## Directions for this task
Report each line of the data that has "annotations" somewhere in it.

## Data to process
▼
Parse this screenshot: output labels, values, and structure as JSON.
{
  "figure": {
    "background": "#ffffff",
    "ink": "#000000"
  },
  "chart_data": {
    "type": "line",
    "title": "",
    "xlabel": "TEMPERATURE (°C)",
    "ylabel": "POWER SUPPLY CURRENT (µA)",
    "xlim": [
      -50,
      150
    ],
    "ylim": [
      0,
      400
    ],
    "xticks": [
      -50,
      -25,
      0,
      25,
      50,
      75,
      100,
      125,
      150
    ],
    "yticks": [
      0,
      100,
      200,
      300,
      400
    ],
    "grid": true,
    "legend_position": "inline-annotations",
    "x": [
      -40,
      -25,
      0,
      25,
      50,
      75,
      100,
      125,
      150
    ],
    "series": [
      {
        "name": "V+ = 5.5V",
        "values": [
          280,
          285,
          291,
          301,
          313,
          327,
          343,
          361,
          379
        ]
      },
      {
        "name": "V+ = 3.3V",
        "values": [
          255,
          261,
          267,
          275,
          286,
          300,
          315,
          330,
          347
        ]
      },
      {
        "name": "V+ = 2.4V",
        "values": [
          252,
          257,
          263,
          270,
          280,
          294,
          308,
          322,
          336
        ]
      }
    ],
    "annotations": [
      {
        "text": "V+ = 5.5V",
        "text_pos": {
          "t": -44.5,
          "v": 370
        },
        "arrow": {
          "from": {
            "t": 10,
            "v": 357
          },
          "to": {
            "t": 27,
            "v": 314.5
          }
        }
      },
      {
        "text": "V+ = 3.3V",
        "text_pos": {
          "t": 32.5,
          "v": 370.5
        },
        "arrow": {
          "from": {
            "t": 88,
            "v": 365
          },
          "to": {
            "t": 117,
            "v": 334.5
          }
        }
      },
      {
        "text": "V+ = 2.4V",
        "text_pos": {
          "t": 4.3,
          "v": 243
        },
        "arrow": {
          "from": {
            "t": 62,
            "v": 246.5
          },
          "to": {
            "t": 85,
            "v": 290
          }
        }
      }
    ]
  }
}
▲
## Output
    "legend_position": "inline-annotations",
    "annotations": [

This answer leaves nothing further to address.